* **Set task**
Find the word "object" in the records below. List each line containing it.

*-*-*

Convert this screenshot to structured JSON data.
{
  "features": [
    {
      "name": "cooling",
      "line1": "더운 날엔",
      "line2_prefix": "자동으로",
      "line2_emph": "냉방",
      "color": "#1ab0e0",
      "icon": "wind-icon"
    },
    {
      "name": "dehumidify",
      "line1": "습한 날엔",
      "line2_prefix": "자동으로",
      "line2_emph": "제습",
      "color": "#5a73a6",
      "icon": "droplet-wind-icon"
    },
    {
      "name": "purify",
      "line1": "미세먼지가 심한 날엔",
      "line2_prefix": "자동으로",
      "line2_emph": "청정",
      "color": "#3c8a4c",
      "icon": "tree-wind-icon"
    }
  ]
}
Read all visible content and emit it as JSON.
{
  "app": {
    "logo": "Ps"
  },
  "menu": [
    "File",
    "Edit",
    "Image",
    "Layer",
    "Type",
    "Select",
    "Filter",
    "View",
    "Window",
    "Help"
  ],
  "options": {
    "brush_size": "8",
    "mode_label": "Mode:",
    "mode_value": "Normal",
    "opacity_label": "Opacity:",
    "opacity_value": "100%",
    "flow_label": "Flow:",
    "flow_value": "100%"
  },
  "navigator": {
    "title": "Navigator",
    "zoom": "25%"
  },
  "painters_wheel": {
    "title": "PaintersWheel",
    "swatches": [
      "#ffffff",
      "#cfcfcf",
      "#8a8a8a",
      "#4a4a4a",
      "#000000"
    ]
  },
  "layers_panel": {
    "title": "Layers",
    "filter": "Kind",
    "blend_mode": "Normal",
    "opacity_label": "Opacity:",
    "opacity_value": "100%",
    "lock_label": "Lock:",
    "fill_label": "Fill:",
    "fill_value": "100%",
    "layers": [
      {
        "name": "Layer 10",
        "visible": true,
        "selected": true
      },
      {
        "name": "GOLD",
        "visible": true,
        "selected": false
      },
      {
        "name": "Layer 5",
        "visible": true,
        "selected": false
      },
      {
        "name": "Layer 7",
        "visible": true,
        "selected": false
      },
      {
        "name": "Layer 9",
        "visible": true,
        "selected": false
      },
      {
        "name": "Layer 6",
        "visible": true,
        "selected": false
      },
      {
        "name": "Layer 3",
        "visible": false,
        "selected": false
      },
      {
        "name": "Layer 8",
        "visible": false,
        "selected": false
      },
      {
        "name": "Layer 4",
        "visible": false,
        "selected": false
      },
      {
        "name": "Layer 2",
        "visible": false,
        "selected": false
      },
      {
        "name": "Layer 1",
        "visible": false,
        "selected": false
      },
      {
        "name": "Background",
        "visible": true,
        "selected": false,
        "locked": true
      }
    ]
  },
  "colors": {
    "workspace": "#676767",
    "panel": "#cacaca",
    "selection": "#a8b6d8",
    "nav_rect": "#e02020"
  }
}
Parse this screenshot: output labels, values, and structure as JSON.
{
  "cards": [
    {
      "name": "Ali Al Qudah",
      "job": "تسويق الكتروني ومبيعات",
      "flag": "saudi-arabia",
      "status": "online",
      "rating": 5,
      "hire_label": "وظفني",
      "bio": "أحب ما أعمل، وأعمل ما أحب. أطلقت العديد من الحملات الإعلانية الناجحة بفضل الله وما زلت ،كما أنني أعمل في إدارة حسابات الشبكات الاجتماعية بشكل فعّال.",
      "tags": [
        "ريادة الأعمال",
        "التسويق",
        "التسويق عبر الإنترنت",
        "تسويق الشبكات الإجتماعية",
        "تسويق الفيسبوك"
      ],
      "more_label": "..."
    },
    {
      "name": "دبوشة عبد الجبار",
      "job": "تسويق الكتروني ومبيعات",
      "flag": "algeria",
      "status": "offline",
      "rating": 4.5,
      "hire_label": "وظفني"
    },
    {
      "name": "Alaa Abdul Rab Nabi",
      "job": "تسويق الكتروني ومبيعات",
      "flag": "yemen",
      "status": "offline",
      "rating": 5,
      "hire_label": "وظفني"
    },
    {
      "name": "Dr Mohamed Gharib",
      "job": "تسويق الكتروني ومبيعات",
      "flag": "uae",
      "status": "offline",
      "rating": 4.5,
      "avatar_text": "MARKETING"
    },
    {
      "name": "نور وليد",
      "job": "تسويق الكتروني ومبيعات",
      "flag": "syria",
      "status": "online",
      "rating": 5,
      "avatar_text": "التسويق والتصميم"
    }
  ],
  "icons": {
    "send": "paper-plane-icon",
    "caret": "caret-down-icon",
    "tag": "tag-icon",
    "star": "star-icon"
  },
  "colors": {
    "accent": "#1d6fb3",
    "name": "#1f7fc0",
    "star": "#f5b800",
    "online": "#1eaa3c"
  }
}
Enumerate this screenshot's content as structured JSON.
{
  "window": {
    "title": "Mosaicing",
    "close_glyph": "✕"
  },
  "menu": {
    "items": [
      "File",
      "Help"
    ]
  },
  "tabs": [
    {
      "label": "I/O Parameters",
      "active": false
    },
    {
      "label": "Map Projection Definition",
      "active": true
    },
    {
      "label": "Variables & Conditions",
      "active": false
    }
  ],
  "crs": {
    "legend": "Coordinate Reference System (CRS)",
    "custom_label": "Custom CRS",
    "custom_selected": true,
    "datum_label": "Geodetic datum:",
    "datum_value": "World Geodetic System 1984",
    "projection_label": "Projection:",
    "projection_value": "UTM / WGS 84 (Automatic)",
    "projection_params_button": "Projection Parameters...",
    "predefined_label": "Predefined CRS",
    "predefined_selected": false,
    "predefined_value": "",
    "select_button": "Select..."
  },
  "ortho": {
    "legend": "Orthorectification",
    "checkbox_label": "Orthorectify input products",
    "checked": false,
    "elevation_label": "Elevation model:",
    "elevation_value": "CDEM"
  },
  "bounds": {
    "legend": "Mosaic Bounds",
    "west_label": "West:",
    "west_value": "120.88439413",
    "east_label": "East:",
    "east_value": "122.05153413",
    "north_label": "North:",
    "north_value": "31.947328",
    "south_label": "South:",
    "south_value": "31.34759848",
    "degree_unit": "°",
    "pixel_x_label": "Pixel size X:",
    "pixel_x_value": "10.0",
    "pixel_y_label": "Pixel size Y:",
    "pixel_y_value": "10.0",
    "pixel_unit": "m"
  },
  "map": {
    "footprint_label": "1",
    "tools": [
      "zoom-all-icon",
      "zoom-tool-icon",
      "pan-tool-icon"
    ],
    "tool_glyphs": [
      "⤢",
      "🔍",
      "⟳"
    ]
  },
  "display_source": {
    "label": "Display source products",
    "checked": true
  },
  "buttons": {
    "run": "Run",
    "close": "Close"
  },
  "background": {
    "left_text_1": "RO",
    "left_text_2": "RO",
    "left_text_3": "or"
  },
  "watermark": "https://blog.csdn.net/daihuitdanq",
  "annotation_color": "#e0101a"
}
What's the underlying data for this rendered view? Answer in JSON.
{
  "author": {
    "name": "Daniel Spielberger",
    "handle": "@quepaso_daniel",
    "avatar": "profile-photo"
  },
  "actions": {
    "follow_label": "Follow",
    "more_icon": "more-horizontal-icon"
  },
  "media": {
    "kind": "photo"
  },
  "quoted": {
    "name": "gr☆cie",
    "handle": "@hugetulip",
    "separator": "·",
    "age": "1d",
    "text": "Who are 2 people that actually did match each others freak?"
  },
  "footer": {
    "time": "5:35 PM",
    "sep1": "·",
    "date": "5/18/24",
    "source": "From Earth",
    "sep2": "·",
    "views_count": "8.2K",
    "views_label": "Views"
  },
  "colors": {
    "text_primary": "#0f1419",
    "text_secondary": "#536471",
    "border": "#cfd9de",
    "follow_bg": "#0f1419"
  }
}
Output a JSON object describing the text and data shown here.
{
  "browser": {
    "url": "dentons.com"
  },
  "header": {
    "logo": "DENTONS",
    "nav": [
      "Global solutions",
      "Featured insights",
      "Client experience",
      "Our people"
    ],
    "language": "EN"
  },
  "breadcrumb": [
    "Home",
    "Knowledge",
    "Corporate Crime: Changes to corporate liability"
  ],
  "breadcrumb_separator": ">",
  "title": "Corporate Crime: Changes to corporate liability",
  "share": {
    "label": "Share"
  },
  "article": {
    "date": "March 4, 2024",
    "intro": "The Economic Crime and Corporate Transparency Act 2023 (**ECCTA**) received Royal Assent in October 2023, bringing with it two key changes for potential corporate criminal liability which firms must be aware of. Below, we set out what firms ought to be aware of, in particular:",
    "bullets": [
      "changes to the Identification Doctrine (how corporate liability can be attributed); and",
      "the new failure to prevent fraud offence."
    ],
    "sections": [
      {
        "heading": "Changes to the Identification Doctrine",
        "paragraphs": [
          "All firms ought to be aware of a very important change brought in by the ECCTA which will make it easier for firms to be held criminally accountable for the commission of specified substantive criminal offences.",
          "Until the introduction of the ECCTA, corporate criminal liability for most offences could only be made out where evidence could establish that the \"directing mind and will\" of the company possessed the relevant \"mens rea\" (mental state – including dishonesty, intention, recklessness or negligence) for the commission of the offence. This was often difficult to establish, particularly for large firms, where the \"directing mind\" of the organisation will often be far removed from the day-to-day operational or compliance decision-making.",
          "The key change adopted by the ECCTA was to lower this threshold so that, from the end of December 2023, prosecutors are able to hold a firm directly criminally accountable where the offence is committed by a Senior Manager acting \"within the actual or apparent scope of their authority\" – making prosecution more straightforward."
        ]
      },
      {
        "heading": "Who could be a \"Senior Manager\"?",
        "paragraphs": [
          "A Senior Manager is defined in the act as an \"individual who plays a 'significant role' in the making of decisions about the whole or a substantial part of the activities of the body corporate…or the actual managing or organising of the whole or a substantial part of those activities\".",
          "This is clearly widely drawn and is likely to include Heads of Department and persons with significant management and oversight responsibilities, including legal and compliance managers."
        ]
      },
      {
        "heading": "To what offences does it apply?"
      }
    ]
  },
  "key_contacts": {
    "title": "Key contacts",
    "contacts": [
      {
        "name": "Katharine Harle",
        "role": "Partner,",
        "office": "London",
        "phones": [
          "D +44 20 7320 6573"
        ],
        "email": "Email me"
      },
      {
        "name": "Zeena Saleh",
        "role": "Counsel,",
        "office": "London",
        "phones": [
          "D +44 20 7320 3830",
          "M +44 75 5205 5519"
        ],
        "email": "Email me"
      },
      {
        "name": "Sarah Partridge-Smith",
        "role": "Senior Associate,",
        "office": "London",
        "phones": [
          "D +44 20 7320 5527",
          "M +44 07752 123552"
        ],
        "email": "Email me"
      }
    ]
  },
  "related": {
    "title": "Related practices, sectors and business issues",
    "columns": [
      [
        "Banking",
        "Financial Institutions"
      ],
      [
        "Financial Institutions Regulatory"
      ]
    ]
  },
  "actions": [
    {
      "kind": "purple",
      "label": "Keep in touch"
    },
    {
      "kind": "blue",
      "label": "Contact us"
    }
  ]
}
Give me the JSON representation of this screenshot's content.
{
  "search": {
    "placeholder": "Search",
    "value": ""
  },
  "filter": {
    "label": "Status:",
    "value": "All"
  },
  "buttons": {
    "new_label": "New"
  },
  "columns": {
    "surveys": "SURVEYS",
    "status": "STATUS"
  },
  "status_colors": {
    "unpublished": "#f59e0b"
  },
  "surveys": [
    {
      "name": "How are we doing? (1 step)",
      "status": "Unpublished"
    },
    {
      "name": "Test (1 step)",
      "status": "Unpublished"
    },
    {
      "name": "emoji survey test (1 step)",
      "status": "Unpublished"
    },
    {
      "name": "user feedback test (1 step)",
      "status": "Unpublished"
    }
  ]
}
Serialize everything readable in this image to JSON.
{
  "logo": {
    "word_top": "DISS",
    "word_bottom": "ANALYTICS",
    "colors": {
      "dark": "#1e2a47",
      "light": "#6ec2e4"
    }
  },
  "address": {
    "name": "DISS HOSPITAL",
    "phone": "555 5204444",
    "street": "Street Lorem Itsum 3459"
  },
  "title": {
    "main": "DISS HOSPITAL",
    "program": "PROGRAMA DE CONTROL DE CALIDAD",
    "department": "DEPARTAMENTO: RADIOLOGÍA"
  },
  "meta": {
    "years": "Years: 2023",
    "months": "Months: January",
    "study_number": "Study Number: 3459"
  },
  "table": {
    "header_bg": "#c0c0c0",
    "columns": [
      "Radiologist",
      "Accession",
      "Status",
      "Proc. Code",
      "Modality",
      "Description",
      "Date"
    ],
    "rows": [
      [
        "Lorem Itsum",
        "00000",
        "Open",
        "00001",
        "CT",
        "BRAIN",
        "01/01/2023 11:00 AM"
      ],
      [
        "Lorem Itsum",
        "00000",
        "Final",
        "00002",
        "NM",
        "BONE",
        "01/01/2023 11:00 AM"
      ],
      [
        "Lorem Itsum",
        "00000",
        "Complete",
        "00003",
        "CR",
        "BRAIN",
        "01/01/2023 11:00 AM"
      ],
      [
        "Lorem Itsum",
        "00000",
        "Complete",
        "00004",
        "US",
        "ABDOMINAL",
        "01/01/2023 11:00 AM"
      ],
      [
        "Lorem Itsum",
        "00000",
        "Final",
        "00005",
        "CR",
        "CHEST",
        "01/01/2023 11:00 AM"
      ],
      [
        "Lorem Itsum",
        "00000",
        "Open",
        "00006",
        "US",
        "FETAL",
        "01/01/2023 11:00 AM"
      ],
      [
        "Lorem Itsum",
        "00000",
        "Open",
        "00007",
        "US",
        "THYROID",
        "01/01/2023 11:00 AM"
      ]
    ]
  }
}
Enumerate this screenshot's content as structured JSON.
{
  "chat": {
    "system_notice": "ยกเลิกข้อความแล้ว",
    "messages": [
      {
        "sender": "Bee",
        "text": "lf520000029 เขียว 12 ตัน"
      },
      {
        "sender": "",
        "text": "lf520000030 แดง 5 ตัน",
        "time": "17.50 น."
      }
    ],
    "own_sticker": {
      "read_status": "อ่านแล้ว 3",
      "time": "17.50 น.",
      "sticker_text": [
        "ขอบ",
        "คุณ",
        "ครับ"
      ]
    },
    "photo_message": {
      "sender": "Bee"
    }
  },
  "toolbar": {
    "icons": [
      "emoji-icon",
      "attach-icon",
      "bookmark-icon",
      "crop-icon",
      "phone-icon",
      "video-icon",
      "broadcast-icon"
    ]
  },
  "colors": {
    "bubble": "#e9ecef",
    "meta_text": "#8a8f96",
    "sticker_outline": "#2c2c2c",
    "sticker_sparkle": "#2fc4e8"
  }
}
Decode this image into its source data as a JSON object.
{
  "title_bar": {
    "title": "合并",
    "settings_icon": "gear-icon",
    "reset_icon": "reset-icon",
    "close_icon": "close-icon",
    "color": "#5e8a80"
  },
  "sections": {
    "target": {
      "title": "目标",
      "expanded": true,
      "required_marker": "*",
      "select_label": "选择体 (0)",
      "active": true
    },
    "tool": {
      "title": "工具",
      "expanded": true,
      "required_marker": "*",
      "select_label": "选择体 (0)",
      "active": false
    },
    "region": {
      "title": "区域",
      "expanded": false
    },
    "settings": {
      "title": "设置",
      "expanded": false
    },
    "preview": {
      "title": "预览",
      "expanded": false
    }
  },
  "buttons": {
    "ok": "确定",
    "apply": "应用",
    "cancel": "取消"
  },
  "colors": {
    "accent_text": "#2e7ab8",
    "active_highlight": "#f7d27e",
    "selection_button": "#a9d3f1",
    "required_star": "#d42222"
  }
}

*-*-*

* **Full solution**
Output a JSON object describing the text and data shown here.
Decode this image into its source data as a JSON object.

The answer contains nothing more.